• [Given problem]
Answer with a number only: how many lines of the data contain "legend"?

• [Data listing]
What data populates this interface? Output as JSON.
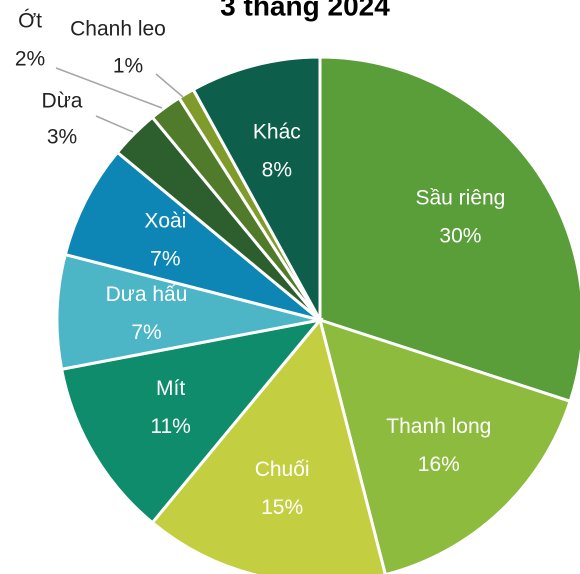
{
  "chart_data": {
    "type": "pie",
    "title": "3 tháng 2024",
    "categories": [
      "Sầu riêng",
      "Thanh long",
      "Chuối",
      "Mít",
      "Dưa hấu",
      "Xoài",
      "Dừa",
      "Ớt",
      "Chanh leo",
      "Khác"
    ],
    "values": [
      30,
      16,
      15,
      11,
      7,
      7,
      3,
      2,
      1,
      8
    ],
    "value_labels": [
      "30%",
      "16%",
      "15%",
      "11%",
      "7%",
      "7%",
      "3%",
      "2%",
      "1%",
      "8%"
    ],
    "colors": [
      "#5a9e3a",
      "#8dbb3d",
      "#c3cf40",
      "#0e8c6b",
      "#4db6c6",
      "#0d86b5",
      "#2d5e2e",
      "#4f7b2b",
      "#7f9b2c",
      "#0d5e4a"
    ]
  }
}
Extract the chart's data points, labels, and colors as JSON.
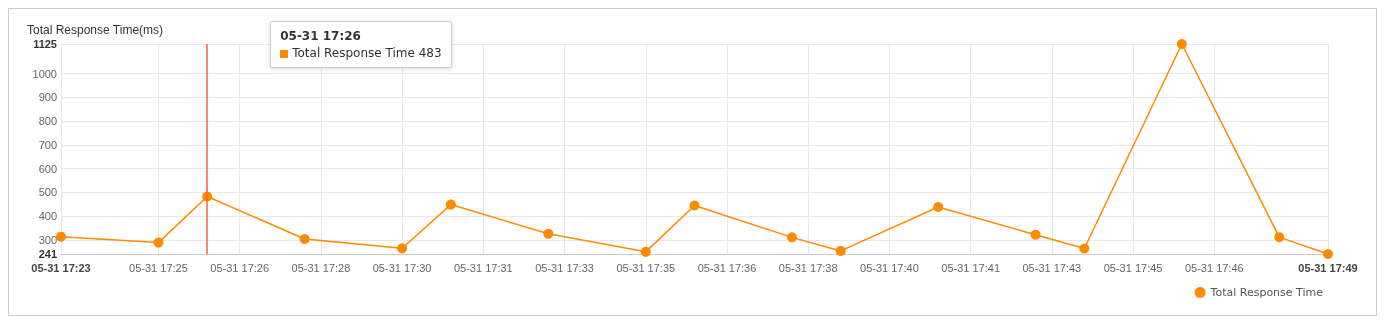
{
  "chart_data": {
    "type": "line",
    "ylabel": "Total Response Time(ms)",
    "x": [
      "--05-31T17:23",
      "--05-31T17:25",
      "--05-31T17:26",
      "--05-31T17:28",
      "--05-31T17:30",
      "--05-31T17:31",
      "--05-31T17:33",
      "--05-31T17:35",
      "--05-31T17:36",
      "--05-31T17:38",
      "--05-31T17:39",
      "--05-31T17:41",
      "--05-31T17:43",
      "--05-31T17:44",
      "--05-31T17:46",
      "--05-31T17:48",
      "--05-31T17:49"
    ],
    "series": [
      {
        "name": "Total Response Time",
        "color": "#ff8a00",
        "values": [
          314,
          289,
          483,
          304,
          265,
          449,
          326,
          250,
          445,
          311,
          254,
          439,
          322,
          264,
          1125,
          312,
          241
        ]
      }
    ],
    "xlim": [
      "--05-31T17:23",
      "--05-31T17:49"
    ],
    "xticks": [
      {
        "value": "--05-31T17:23",
        "label": "05-31 17:23"
      },
      {
        "value": "--05-31T17:25",
        "label": "05-31 17:25"
      },
      {
        "value": "--05-31T17:26:40",
        "label": "05-31 17:26"
      },
      {
        "value": "--05-31T17:28:20",
        "label": "05-31 17:28"
      },
      {
        "value": "--05-31T17:30",
        "label": "05-31 17:30"
      },
      {
        "value": "--05-31T17:31:40",
        "label": "05-31 17:31"
      },
      {
        "value": "--05-31T17:33:20",
        "label": "05-31 17:33"
      },
      {
        "value": "--05-31T17:35",
        "label": "05-31 17:35"
      },
      {
        "value": "--05-31T17:36:40",
        "label": "05-31 17:36"
      },
      {
        "value": "--05-31T17:38:20",
        "label": "05-31 17:38"
      },
      {
        "value": "--05-31T17:40",
        "label": "05-31 17:40"
      },
      {
        "value": "--05-31T17:41:40",
        "label": "05-31 17:41"
      },
      {
        "value": "--05-31T17:43:20",
        "label": "05-31 17:43"
      },
      {
        "value": "--05-31T17:45",
        "label": "05-31 17:45"
      },
      {
        "value": "--05-31T17:46:40",
        "label": "05-31 17:46"
      },
      {
        "value": "--05-31T17:49",
        "label": "05-31 17:49"
      }
    ],
    "ylim": [
      241,
      1125
    ],
    "yticks": [
      241,
      300,
      400,
      500,
      600,
      700,
      800,
      900,
      1000,
      1125
    ],
    "ref_lines": [
      {
        "axis": "x",
        "value": "--05-31T17:26",
        "color": "#f0643c"
      }
    ],
    "annotations": [
      "05-31 17:26",
      "Total Response Time 483"
    ],
    "grid": true,
    "legend": "bottom right",
    "marker": "circle",
    "line_style": "solid"
  }
}
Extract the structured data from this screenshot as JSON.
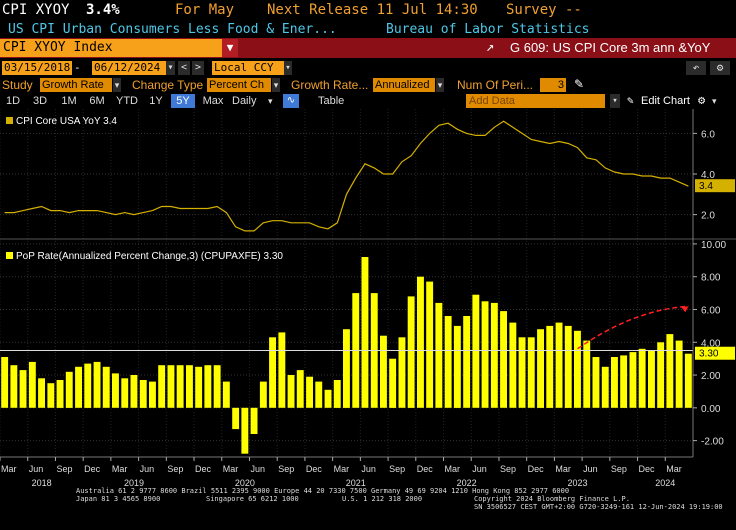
{
  "header": {
    "ticker": "CPI XYOY",
    "value": "3.4%",
    "for_label": "For May",
    "next_release": "Next Release 11 Jul 14:30",
    "survey": "Survey --",
    "description": "US CPI Urban Consumers Less Food & Ener...",
    "source": "Bureau of Labor Statistics"
  },
  "security_bar": {
    "security": "CPI XYOY Index",
    "title": "G 609: US CPI Core 3m ann &YoY",
    "export_icon": "export-icon"
  },
  "controls": {
    "start_date": "03/15/2018",
    "end_date": "06/12/2024",
    "currency": "Local CCY",
    "study_label": "Study",
    "study_value": "Growth Rate",
    "change_type_label": "Change Type",
    "change_type_value": "Percent Ch",
    "growth_rate_label": "Growth Rate...",
    "growth_rate_value": "Annualized",
    "num_periods_label": "Num Of Peri...",
    "num_periods_value": "3",
    "add_data": "Add Data",
    "edit_chart": "Edit Chart",
    "table_label": "Table",
    "periodicity": "Daily",
    "ranges": [
      "1D",
      "3D",
      "1M",
      "6M",
      "YTD",
      "1Y",
      "5Y",
      "Max"
    ],
    "active_range": "5Y"
  },
  "chart_data": [
    {
      "type": "line",
      "legend": "CPI Core USA YoY 3.4",
      "series": [
        {
          "name": "CPI Core USA YoY",
          "color": "#d4b000",
          "x": [
            "2018-03",
            "2018-04",
            "2018-05",
            "2018-06",
            "2018-07",
            "2018-08",
            "2018-09",
            "2018-10",
            "2018-11",
            "2018-12",
            "2019-01",
            "2019-02",
            "2019-03",
            "2019-04",
            "2019-05",
            "2019-06",
            "2019-07",
            "2019-08",
            "2019-09",
            "2019-10",
            "2019-11",
            "2019-12",
            "2020-01",
            "2020-02",
            "2020-03",
            "2020-04",
            "2020-05",
            "2020-06",
            "2020-07",
            "2020-08",
            "2020-09",
            "2020-10",
            "2020-11",
            "2020-12",
            "2021-01",
            "2021-02",
            "2021-03",
            "2021-04",
            "2021-05",
            "2021-06",
            "2021-07",
            "2021-08",
            "2021-09",
            "2021-10",
            "2021-11",
            "2021-12",
            "2022-01",
            "2022-02",
            "2022-03",
            "2022-04",
            "2022-05",
            "2022-06",
            "2022-07",
            "2022-08",
            "2022-09",
            "2022-10",
            "2022-11",
            "2022-12",
            "2023-01",
            "2023-02",
            "2023-03",
            "2023-04",
            "2023-05",
            "2023-06",
            "2023-07",
            "2023-08",
            "2023-09",
            "2023-10",
            "2023-11",
            "2023-12",
            "2024-01",
            "2024-02",
            "2024-03",
            "2024-04",
            "2024-05"
          ],
          "values": [
            2.1,
            2.1,
            2.2,
            2.3,
            2.4,
            2.2,
            2.2,
            2.1,
            2.2,
            2.2,
            2.2,
            2.1,
            2.0,
            2.1,
            2.0,
            2.1,
            2.2,
            2.4,
            2.4,
            2.3,
            2.3,
            2.3,
            2.3,
            2.4,
            2.1,
            1.4,
            1.2,
            1.2,
            1.6,
            1.7,
            1.7,
            1.6,
            1.6,
            1.6,
            1.4,
            1.3,
            1.6,
            3.0,
            3.8,
            4.5,
            4.3,
            4.0,
            4.0,
            4.6,
            4.9,
            5.5,
            6.0,
            6.4,
            6.5,
            6.2,
            6.0,
            5.9,
            5.9,
            6.3,
            6.6,
            6.3,
            6.0,
            5.7,
            5.6,
            5.5,
            5.6,
            5.5,
            5.3,
            4.8,
            4.7,
            4.3,
            4.1,
            4.0,
            4.0,
            3.9,
            3.9,
            3.8,
            3.8,
            3.6,
            3.4
          ],
          "last_label": "3.4"
        }
      ],
      "y_ticks": [
        2.0,
        4.0,
        6.0
      ],
      "ylim": [
        0.8,
        7.2
      ]
    },
    {
      "type": "bar",
      "legend": "PoP Rate(Annualized Percent Change,3) (CPUPAXFE) 3.30",
      "series": [
        {
          "name": "PoP Rate(Annualized Percent Change,3) (CPUPAXFE)",
          "color": "#ffff00",
          "values": [
            3.1,
            2.6,
            2.3,
            2.8,
            1.8,
            1.5,
            1.7,
            2.2,
            2.5,
            2.7,
            2.8,
            2.5,
            2.1,
            1.8,
            2.0,
            1.7,
            1.6,
            2.6,
            2.6,
            2.6,
            2.6,
            2.5,
            2.6,
            2.6,
            1.6,
            -1.3,
            -2.8,
            -1.6,
            1.6,
            4.3,
            4.6,
            2.0,
            2.3,
            1.9,
            1.6,
            1.1,
            1.7,
            4.8,
            7.0,
            9.2,
            7.0,
            4.4,
            3.0,
            4.3,
            6.8,
            8.0,
            7.7,
            6.4,
            5.6,
            5.0,
            5.6,
            6.9,
            6.5,
            6.4,
            5.9,
            5.2,
            4.3,
            4.3,
            4.8,
            5.0,
            5.2,
            5.0,
            4.7,
            4.1,
            3.1,
            2.5,
            3.1,
            3.2,
            3.4,
            3.6,
            3.5,
            4.0,
            4.5,
            4.1,
            3.3
          ],
          "last_label": "3.30"
        }
      ],
      "y_ticks": [
        -2.0,
        0.0,
        2.0,
        4.0,
        6.0,
        8.0,
        10.0
      ],
      "ylim": [
        -3.0,
        10.3
      ],
      "reference_line": 3.5,
      "trend_arrow_color": "#ff2020"
    }
  ],
  "x_axis": {
    "month_labels": [
      "Mar",
      "Jun",
      "Sep",
      "Dec",
      "Mar",
      "Jun",
      "Sep",
      "Dec",
      "Mar",
      "Jun",
      "Sep",
      "Dec",
      "Mar",
      "Jun",
      "Sep",
      "Dec",
      "Mar",
      "Jun",
      "Sep",
      "Dec",
      "Mar",
      "Jun",
      "Sep",
      "Dec",
      "Mar"
    ],
    "year_labels": [
      "2018",
      "2019",
      "2020",
      "2021",
      "2022",
      "2023",
      "2024"
    ]
  },
  "footer": {
    "line1": "Australia 61 2 9777 8600 Brazil 5511 2395 9000 Europe 44 20 7330 7500 Germany 49 69 9204 1210 Hong Kong 852 2977 6000",
    "line2a": "Japan 81 3 4565 8900",
    "line2b": "Singapore 65 6212 1000",
    "line2c": "U.S. 1 212 318 2000",
    "line2d": "Copyright 2024 Bloomberg Finance L.P.",
    "line3": "SN 3506527 CEST GMT+2:00 G720-3249-161 12-Jun-2024 19:19:00"
  }
}
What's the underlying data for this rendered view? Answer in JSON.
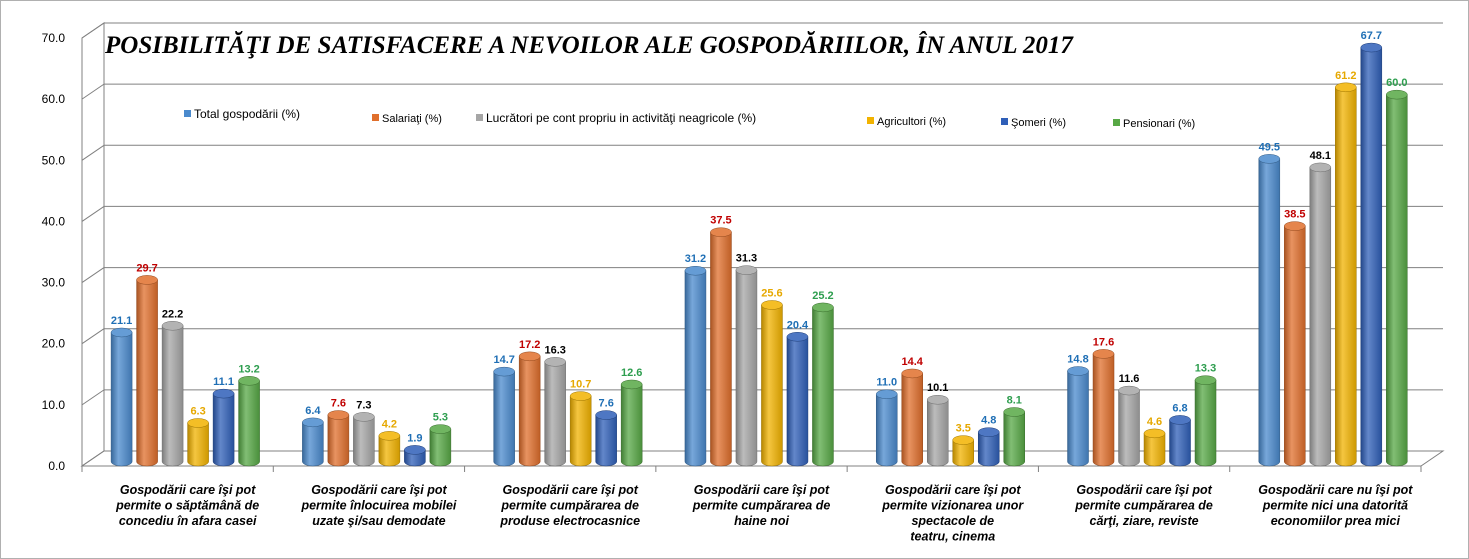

• [Correct output]
3